# Supplied records start

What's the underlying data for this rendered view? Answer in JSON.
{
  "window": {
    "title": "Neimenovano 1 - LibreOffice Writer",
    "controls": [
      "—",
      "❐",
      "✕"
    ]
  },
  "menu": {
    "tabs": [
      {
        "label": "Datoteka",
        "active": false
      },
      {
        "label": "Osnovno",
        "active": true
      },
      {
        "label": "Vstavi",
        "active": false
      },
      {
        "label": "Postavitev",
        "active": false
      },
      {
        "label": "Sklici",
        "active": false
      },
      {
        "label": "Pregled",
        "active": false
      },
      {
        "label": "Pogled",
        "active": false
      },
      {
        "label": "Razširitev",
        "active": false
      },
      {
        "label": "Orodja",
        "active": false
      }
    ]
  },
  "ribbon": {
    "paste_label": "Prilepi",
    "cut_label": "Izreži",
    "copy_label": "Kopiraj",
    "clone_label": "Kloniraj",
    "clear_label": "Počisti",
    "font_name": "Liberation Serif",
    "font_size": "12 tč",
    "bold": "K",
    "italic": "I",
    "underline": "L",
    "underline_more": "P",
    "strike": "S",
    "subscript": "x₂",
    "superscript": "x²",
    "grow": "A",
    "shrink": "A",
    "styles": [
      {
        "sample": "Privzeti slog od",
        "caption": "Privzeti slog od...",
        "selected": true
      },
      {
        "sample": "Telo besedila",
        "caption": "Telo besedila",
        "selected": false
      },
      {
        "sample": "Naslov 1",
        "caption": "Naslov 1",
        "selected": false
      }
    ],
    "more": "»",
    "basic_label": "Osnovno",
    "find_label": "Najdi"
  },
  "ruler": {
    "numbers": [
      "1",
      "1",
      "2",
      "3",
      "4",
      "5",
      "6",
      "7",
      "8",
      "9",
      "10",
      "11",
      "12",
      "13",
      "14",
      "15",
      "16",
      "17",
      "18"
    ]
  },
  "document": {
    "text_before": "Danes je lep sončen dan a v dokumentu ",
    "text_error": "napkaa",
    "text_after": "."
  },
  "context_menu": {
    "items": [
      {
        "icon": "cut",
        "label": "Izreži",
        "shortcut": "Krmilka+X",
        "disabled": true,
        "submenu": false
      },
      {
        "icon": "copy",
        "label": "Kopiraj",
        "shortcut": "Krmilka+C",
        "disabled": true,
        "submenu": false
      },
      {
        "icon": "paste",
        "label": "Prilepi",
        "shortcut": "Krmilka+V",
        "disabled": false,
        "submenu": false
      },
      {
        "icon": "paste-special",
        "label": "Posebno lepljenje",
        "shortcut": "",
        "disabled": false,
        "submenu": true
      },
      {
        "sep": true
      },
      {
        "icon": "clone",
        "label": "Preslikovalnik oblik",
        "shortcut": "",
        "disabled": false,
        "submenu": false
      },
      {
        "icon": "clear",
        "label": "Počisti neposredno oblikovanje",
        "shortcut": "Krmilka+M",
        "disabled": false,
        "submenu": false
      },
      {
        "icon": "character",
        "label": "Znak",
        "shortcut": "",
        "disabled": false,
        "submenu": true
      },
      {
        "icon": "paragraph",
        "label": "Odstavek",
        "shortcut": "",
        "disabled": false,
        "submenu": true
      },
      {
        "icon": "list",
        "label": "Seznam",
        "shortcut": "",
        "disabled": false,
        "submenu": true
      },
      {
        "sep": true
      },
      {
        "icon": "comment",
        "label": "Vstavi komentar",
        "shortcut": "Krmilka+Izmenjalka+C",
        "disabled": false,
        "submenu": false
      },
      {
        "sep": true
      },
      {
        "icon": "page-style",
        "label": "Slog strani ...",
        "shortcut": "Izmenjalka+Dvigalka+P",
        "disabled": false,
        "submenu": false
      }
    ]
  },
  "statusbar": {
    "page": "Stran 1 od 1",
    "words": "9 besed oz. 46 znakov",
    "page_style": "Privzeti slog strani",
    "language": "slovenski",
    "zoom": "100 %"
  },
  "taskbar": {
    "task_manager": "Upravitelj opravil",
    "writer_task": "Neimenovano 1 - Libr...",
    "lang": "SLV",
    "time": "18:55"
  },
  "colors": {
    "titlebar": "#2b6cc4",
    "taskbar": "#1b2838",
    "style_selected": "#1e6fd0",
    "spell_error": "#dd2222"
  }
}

# Supplied records end

__Exercise details__. Make an exact copy of every entry.

__Solution__.
What's the underlying data for this rendered view? Answer in JSON.
{
  "window": {
    "title": "Neimenovano 1 - LibreOffice Writer",
    "controls": [
      "—",
      "❐",
      "✕"
    ]
  },
  "menu": {
    "tabs": [
      {
        "label": "Datoteka",
        "active": false
      },
      {
        "label": "Osnovno",
        "active": true
      },
      {
        "label": "Vstavi",
        "active": false
      },
      {
        "label": "Postavitev",
        "active": false
      },
      {
        "label": "Sklici",
        "active": false
      },
      {
        "label": "Pregled",
        "active": false
      },
      {
        "label": "Pogled",
        "active": false
      },
      {
        "label": "Razširitev",
        "active": false
      },
      {
        "label": "Orodja",
        "active": false
      }
    ]
  },
  "ribbon": {
    "paste_label": "Prilepi",
    "cut_label": "Izreži",
    "copy_label": "Kopiraj",
    "clone_label": "Kloniraj",
    "clear_label": "Počisti",
    "font_name": "Liberation Serif",
    "font_size": "12 tč",
    "bold": "K",
    "italic": "I",
    "underline": "L",
    "underline_more": "P",
    "strike": "S",
    "subscript": "x₂",
    "superscript": "x²",
    "grow": "A",
    "shrink": "A",
    "styles": [
      {
        "sample": "Privzeti slog od",
        "caption": "Privzeti slog od...",
        "selected": true
      },
      {
        "sample": "Telo besedila",
        "caption": "Telo besedila",
        "selected": false
      },
      {
        "sample": "Naslov 1",
        "caption": "Naslov 1",
        "selected": false
      }
    ],
    "more": "»",
    "basic_label": "Osnovno",
    "find_label": "Najdi"
  },
  "ruler": {
    "numbers": [
      "1",
      "1",
      "2",
      "3",
      "4",
      "5",
      "6",
      "7",
      "8",
      "9",
      "10",
      "11",
      "12",
      "13",
      "14",
      "15",
      "16",
      "17",
      "18"
    ]
  },
  "document": {
    "text_before": "Danes je lep sončen dan a v dokumentu ",
    "text_error": "napkaa",
    "text_after": "."
  },
  "context_menu": {
    "items": [
      {
        "icon": "cut",
        "label": "Izreži",
        "shortcut": "Krmilka+X",
        "disabled": true,
        "submenu": false
      },
      {
        "icon": "copy",
        "label": "Kopiraj",
        "shortcut": "Krmilka+C",
        "disabled": true,
        "submenu": false
      },
      {
        "icon": "paste",
        "label": "Prilepi",
        "shortcut": "Krmilka+V",
        "disabled": false,
        "submenu": false
      },
      {
        "icon": "paste-special",
        "label": "Posebno lepljenje",
        "shortcut": "",
        "disabled": false,
        "submenu": true
      },
      {
        "sep": true
      },
      {
        "icon": "clone",
        "label": "Preslikovalnik oblik",
        "shortcut": "",
        "disabled": false,
        "submenu": false
      },
      {
        "icon": "clear",
        "label": "Počisti neposredno oblikovanje",
        "shortcut": "Krmilka+M",
        "disabled": false,
        "submenu": false
      },
      {
        "icon": "character",
        "label": "Znak",
        "shortcut": "",
        "disabled": false,
        "submenu": true
      },
      {
        "icon": "paragraph",
        "label": "Odstavek",
        "shortcut": "",
        "disabled": false,
        "submenu": true
      },
      {
        "icon": "list",
        "label": "Seznam",
        "shortcut": "",
        "disabled": false,
        "submenu": true
      },
      {
        "sep": true
      },
      {
        "icon": "comment",
        "label": "Vstavi komentar",
        "shortcut": "Krmilka+Izmenjalka+C",
        "disabled": false,
        "submenu": false
      },
      {
        "sep": true
      },
      {
        "icon": "page-style",
        "label": "Slog strani ...",
        "shortcut": "Izmenjalka+Dvigalka+P",
        "disabled": false,
        "submenu": false
      }
    ]
  },
  "statusbar": {
    "page": "Stran 1 od 1",
    "words": "9 besed oz. 46 znakov",
    "page_style": "Privzeti slog strani",
    "language": "slovenski",
    "zoom": "100 %"
  },
  "taskbar": {
    "task_manager": "Upravitelj opravil",
    "writer_task": "Neimenovano 1 - Libr...",
    "lang": "SLV",
    "time": "18:55"
  },
  "colors": {
    "titlebar": "#2b6cc4",
    "taskbar": "#1b2838",
    "style_selected": "#1e6fd0",
    "spell_error": "#dd2222"
  }
}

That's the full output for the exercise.